» **Records from a data collection**:
------------------------------

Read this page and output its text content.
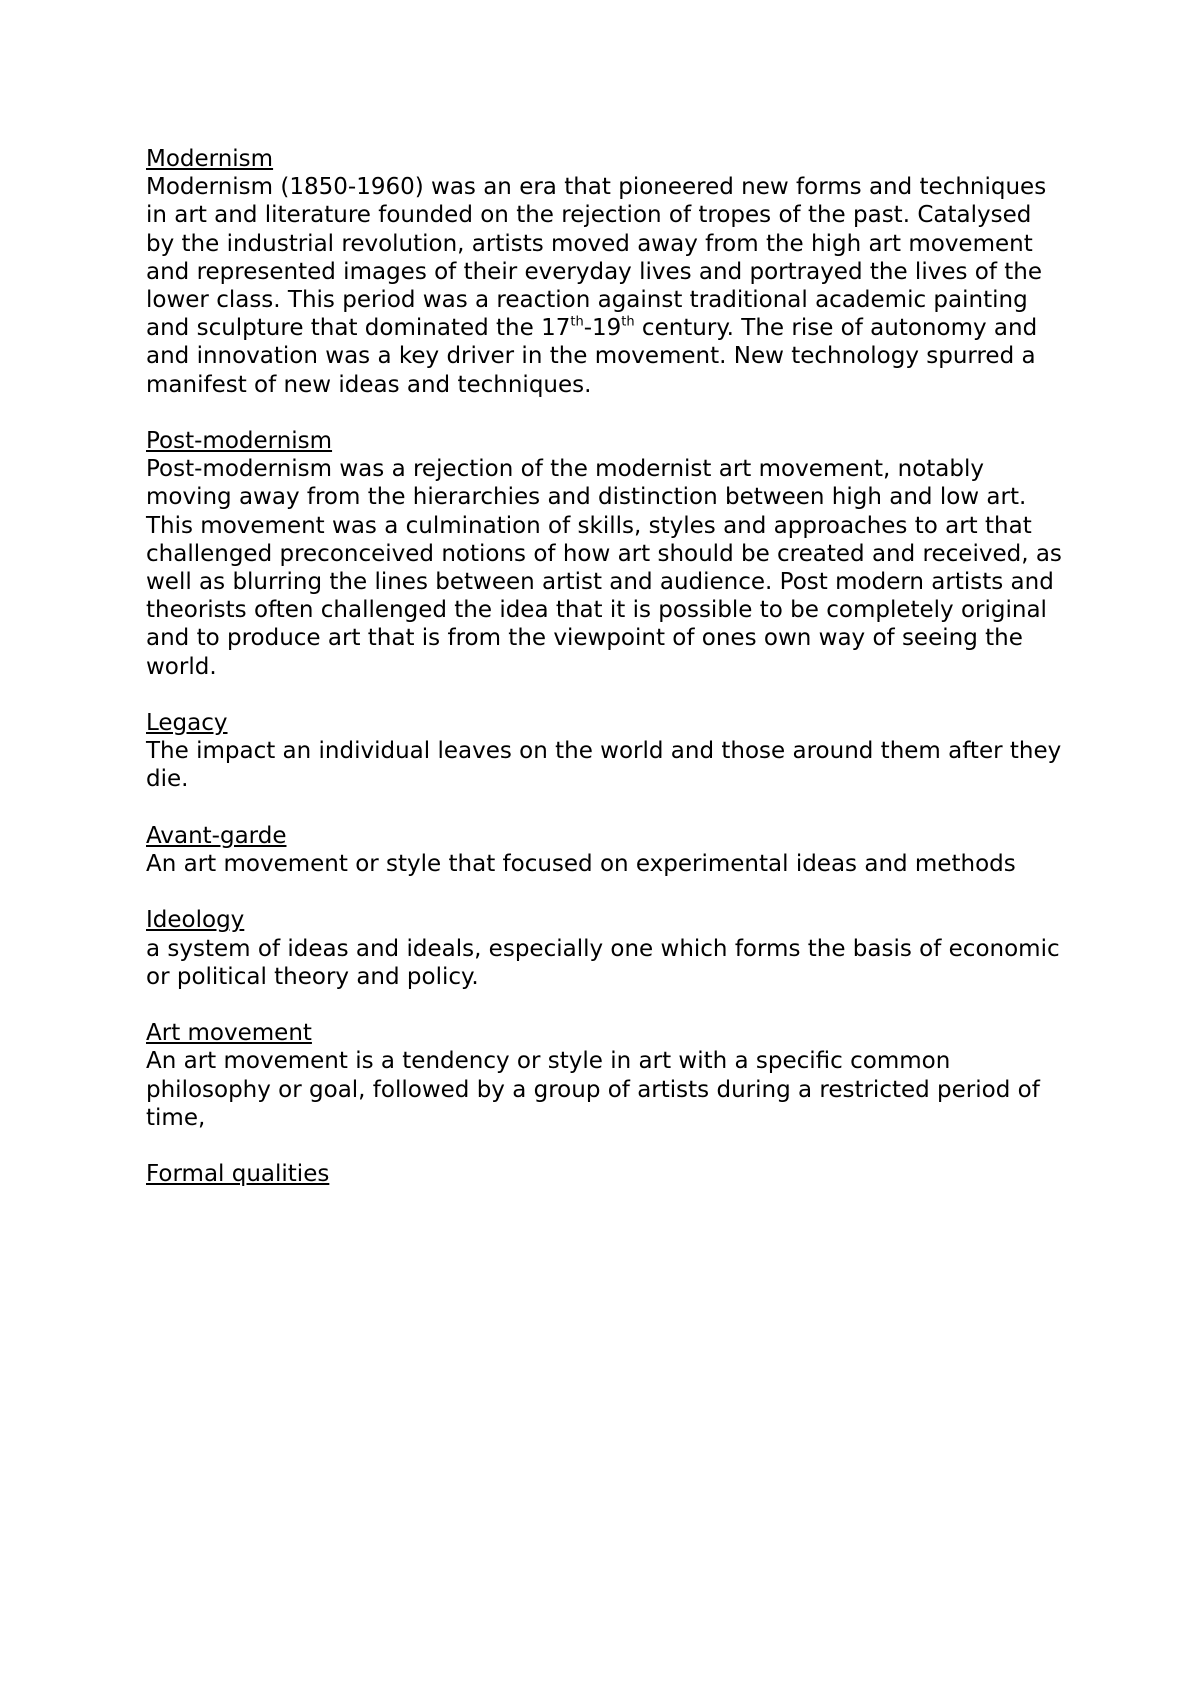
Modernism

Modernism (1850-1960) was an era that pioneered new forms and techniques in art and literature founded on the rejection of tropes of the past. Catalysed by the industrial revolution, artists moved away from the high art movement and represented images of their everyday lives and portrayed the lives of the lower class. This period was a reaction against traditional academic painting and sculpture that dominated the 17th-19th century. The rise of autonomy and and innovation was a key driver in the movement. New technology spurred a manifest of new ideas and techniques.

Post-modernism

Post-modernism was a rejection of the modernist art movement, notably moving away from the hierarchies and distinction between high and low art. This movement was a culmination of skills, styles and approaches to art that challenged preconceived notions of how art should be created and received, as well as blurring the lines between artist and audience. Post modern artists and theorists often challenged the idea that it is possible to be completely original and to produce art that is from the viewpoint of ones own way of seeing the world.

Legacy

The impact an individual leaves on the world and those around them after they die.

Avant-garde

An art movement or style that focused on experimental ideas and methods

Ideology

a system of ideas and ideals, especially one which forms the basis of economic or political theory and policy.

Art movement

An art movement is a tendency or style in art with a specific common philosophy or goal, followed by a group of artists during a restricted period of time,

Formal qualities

------------------------------

Exclude all images and restate the records above word for word.

Read this page and output its text content.
Modernism

Modernism (1850-1960) was an era that pioneered new forms and techniques in art and literature founded on the rejection of tropes of the past. Catalysed by the industrial revolution, artists moved away from the high art movement and represented images of their everyday lives and portrayed the lives of the lower class. This period was a reaction against traditional academic painting and sculpture that dominated the 17th-19th century. The rise of autonomy and and innovation was a key driver in the movement. New technology spurred a manifest of new ideas and techniques.

Post-modernism

Post-modernism was a rejection of the modernist art movement, notably moving away from the hierarchies and distinction between high and low art. This movement was a culmination of skills, styles and approaches to art that challenged preconceived notions of how art should be created and received, as well as blurring the lines between artist and audience. Post modern artists and theorists often challenged the idea that it is possible to be completely original and to produce art that is from the viewpoint of ones own way of seeing the world.

Legacy

The impact an individual leaves on the world and those around them after they die.

Avant-garde

An art movement or style that focused on experimental ideas and methods

Ideology

a system of ideas and ideals, especially one which forms the basis of economic or political theory and policy.

Art movement

An art movement is a tendency or style in art with a specific common philosophy or goal, followed by a group of artists during a restricted period of time,

Formal qualities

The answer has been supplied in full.